▶ [Instruction 1] In the pressure-pulsing tool excerpt, what may be provided to reduce friction between upstream ported disc 305 and downstream ported disc 306?
▶ [Instruction 2] Carry on the pressure-pulsing tool excerpt from its final sentence.
[Start of Excerpt]
Again, extension shaft 304 may include a chamber 307. Chamber 307 may be in fluid communication with passage 202 in output shaft 201 such that fluid driving the mud motor in slow-rotation tool 200 may also flow through passage 202 into chamber 307. Chamber 307 acts as a reservoir for this fluid, which may ultimately be used to generate the pressure pulse. As we discuss later in this disclosure, however, coiled tubing 110 or other equipment at well site 100 may act as accumulators for fluid used to generate pulses. Chamber 307 is preferably aligned with passage 202 such that they share a central longitudinal axis. As shown in FIGS. 2 and 3, extension shaft 304 may include a vent 318. Vent 318 allows fluid to exit from chamber 307 into a void 309 between the outer surface of extension shaft 304 and the inner surface of case 302. (Void 309 is best illustrated in FIG. 2.) Vent 318 may be necessary to prevent fluid lock that could stall the rotation of extension shaft 304. However, if a relatively small amount of fluid is allowed to flow continuously through pressure-pulsing tool 300, vent 318 may be unnecessary. We discuss a feature for generating such continuous flow later in this disclosure.

If vent 318 is present, void 309 will also add to the volume of 307 to form a greater fluid column in which fluid may collect. As discussed earlier in this disclosure, the sought-after pressure pulses rely not on a high flow rate, but instead on a volume displacement of fluid that exploits the elasticity of materials in the well equipment to generate the pressure pulses. An increase in the fluid-column size will produce a corresponding increase in the pressure-pulse amplitude. Upstream ported disc 305 and downstream ported disc 306 sit at the downstream end of chamber 307. Upstream ported disc 305 couples to extension shaft 304 such that upstream ported disc 305 may rotate with extension shaft 304 and thus may rotate with output shaft 201. However, like case 302, downstream ported disc 306 remains rotationally fixed relative to extension shaft 304 and output shaft 201. To reduce any friction that may develop between upstream ported disc 305 and downstream ported disc 306, a bearing ring 310 may be provided to separate the two valves.

As shown in FIG. 3, an example upstream ported disc 305 may include an upstream eccentric port 311. As upstream ported disc 305 rotates, upstream eccentric port 311 may rotate about the center point of upstream ported disc 305. This center point of upstream ported disc 305 preferably is aligned with the central longitudinal axis of chamber 307. Again, upstream ported disc 305 may sit at the downstream end of chamber 307, which collects fluid from output shaft 201 and extension shaft 304. Upstream ported disc 305 should preferably be located relative to extension shaft 304 such that upstream eccentric port 311 aligns with downstream exit 308 of chamber 307. Fluid may therefore escape from chamber 307 through upstream eccentric port 311 at any time upstream eccentric port 311 is free from obstruction. However, different regions of downstream exit 308 will be exposed as upstream eccentric port 311 rotates.
[End of Excerpt]
[Start of Provided information]
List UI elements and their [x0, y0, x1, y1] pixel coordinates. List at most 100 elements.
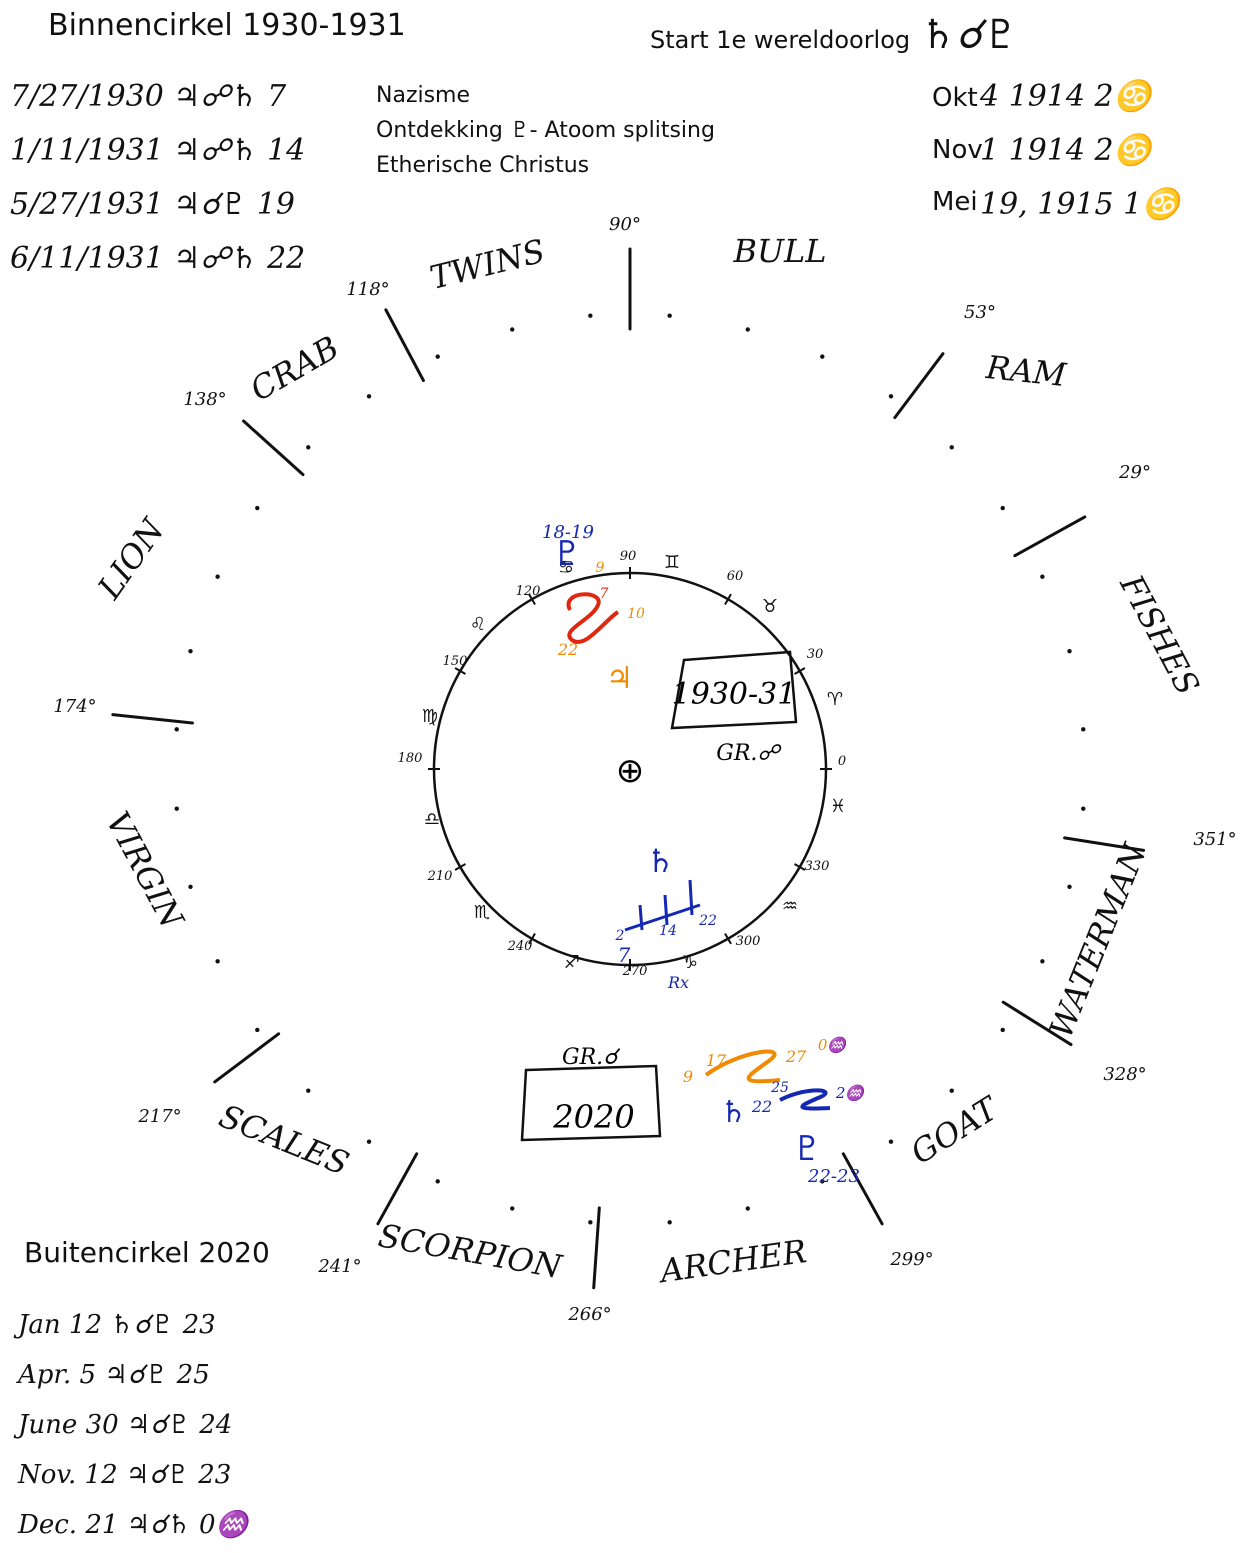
- inner-degree-label: 90: [620, 549, 637, 564]
- inner-sign-icon: ♌: [470, 614, 486, 635]
- inner-bottom-number: 2: [615, 928, 625, 944]
- ring-dot: [306, 445, 311, 450]
- outer-jupiter-number: 0♒: [818, 1036, 850, 1054]
- ring-dot: [820, 354, 825, 359]
- inner-degree-label: 120: [516, 584, 541, 599]
- inner-aspect-list: 7/27/1930 ♃☍♄ 7 1/11/1931 ♃☍♄ 14 5/27/19…: [10, 70, 305, 286]
- sign-boundary-line: [384, 308, 425, 383]
- sign-boundary-line: [592, 1206, 601, 1290]
- month-nov: Nov: [932, 135, 983, 165]
- ring-dot: [949, 1088, 954, 1093]
- outer-aspect-row: June 30 ♃☌♇ 24: [18, 1410, 233, 1440]
- month-mei: Mei: [932, 187, 978, 217]
- sign-boundary-line: [1013, 515, 1087, 558]
- inner-aspect-row: 1/11/1931 ♃☍♄ 14: [10, 133, 306, 168]
- zodiac-sign-labels: BULL TWINS CRAB RAM LION FISHES VIRGIN WATERMAN…: [90, 232, 1207, 1291]
- inner-saturn-loops: [624, 879, 701, 932]
- ring-dot: [667, 1220, 672, 1225]
- inner-sign-glyphs: ♊ ♉ ♋ ♌ ♈ ♍ ♓ ♎ ♒ ♏ ♑ ♐: [422, 552, 846, 973]
- outer-degree-label: 118°: [346, 279, 389, 300]
- inner-degree-label: 180: [398, 751, 423, 766]
- inner-top-number: 10: [627, 606, 645, 622]
- sign-boundary-line: [242, 419, 305, 477]
- outer-year-label: 2020: [552, 1098, 634, 1136]
- inner-bottom-numbers: 2 14 22 7: [615, 913, 717, 967]
- outer-degree-label: 90°: [609, 214, 641, 235]
- ring-dot: [174, 727, 179, 732]
- inner-tick: [454, 667, 466, 675]
- inner-sign-icon: ♒: [782, 896, 798, 917]
- inner-year-label: 1930-31: [672, 677, 797, 712]
- outer-aspect-list: Jan 12 ♄☌♇ 23 Apr. 5 ♃☌♇ 25 June 30 ♃☌♇ …: [18, 1300, 248, 1550]
- ring-dot: [888, 394, 894, 399]
- sign-label: FISHES: [1112, 568, 1207, 701]
- sign-label: GOAT: [904, 1088, 1007, 1172]
- inner-tick: [724, 933, 732, 945]
- inner-aspect-row: 6/11/1931 ♃☍♄ 22: [10, 241, 306, 276]
- inner-circle-ticks: [428, 567, 832, 971]
- outer-degree-label: 138°: [183, 389, 226, 410]
- inner-degree-label: 210: [427, 869, 453, 884]
- ring-dot: [888, 1139, 894, 1144]
- inner-sign-icon: ♓: [830, 796, 846, 817]
- ring-dot: [215, 574, 220, 579]
- inner-tick: [528, 593, 536, 605]
- sign-label: TWINS: [426, 232, 549, 297]
- wwi-date-row: 19, 1915 1♋: [980, 187, 1180, 222]
- ring-dot: [1040, 959, 1045, 964]
- inner-sign-icon: ♉: [762, 596, 778, 617]
- sign-boundary-line: [893, 352, 945, 420]
- inner-degree-label: 150: [443, 654, 468, 669]
- inner-sign-icon: ♈: [827, 689, 843, 710]
- outer-aspect-row: Apr. 5 ♃☌♇ 25: [18, 1360, 210, 1390]
- saturn-icon: ♄: [646, 842, 675, 880]
- ring-dot: [1000, 505, 1005, 511]
- sign-label: CRAB: [244, 328, 345, 409]
- outer-sign-boundaries: [111, 247, 1146, 1290]
- outer-degree-label: 241°: [317, 1256, 361, 1277]
- inner-degree-label: 330: [805, 859, 830, 874]
- inner-aspect-row: 5/27/1931 ♃☌♇ 19: [10, 187, 295, 222]
- outer-aspect-row: Dec. 21 ♃☌♄ 0♒: [18, 1510, 248, 1540]
- ring-dot: [255, 1027, 260, 1033]
- sign-boundary-line: [376, 1152, 419, 1226]
- ring-dot: [255, 505, 260, 511]
- sign-boundary-line: [111, 713, 194, 725]
- jupiter-icon: ♃: [606, 661, 633, 696]
- inner-sign-icon: ♑: [682, 952, 698, 973]
- outer-pluto-icon: ♇: [792, 1129, 822, 1169]
- outer-jupiter-loop: [704, 1049, 781, 1084]
- event-etheric-christ: Etherische Christus: [376, 153, 590, 178]
- wwi-date-row: 1 1914 2♋: [980, 133, 1151, 168]
- outer-saturn-number: 22: [751, 1097, 772, 1116]
- inner-bottom-number: 7: [618, 943, 631, 967]
- outer-saturn-loop: [779, 1088, 831, 1111]
- inner-sign-icon: ♋: [558, 557, 574, 578]
- inner-top-number: 22: [557, 640, 578, 659]
- ring-dot: [1081, 806, 1086, 811]
- outer-saturn-number: 2♒: [835, 1084, 868, 1102]
- inner-year-box: [670, 650, 798, 730]
- sign-boundary-line: [213, 1032, 281, 1084]
- sign-boundary-line: [1063, 836, 1146, 852]
- event-nazism: Nazisme: [376, 83, 471, 108]
- sign-boundary-line: [1001, 1000, 1073, 1047]
- outer-saturn-icon: ♄: [720, 1095, 747, 1130]
- sign-label: WATERMAN: [1042, 838, 1155, 1044]
- inner-tick: [454, 863, 466, 871]
- ring-dot: [435, 1179, 440, 1184]
- ring-dot: [820, 1179, 825, 1184]
- inner-top-number: 9: [596, 560, 605, 576]
- sign-boundary-line: [841, 1152, 884, 1226]
- inner-tick: [724, 593, 732, 605]
- outer-great-conjunction-label: GR.☌: [562, 1045, 621, 1070]
- sign-label: BULL: [733, 232, 827, 270]
- outer-degree-label: 217°: [137, 1106, 181, 1127]
- sign-label: ARCHER: [655, 1232, 809, 1291]
- ring-dot: [188, 884, 193, 889]
- inner-sign-icon: ♐: [564, 952, 580, 973]
- outer-jupiter-number: 9: [683, 1067, 693, 1086]
- wwi-date-row: 4 1914 2♋: [980, 79, 1151, 114]
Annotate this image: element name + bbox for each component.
[End of Provided information]
▶ [Exercise response 1] A bearing ring 310, which separates the two valves.

▶ [Exercise response 2]
An example downstream ported disc 306 may include a downstream eccentric port 312, as shown in FIG. 3. As with upstream ported disc 305, the center point of downstream ported disc 306 preferably aligns with the central longitudinal axis of chamber 307 and therefore preferably aligns with the center point of upstream ported disc 305. Because downstream ported disc 306 remains rotationally fixed, downstream eccentric port 312 also remains fixed. Downstream ported disc 306 may sit directly downstream of upstream ported disc 305 relative to fluid flow through slow-rotating apparatus 200 into chamber 307. Thus, fluid draining from chamber 307 through upstream eccentric port 311 may next encounter downstream ported disc 306. Except for a relatively small amount of constant fluid flow which may be necessary to drive the motor, as discussed below, the bulk of the fluid may flow into downstream ported disc 306 only when upstream eccentric port 311 passes over downstream eccentric port 312, as discussed in more detail later in this disclosure. As a person of ordinary skill in the art will realize, in some example pressure-pulsing tools 300, downstream ported disc 306 may rotate, while upstream ported disc remains substantially rotationally fixed relative to the downstream ported disc.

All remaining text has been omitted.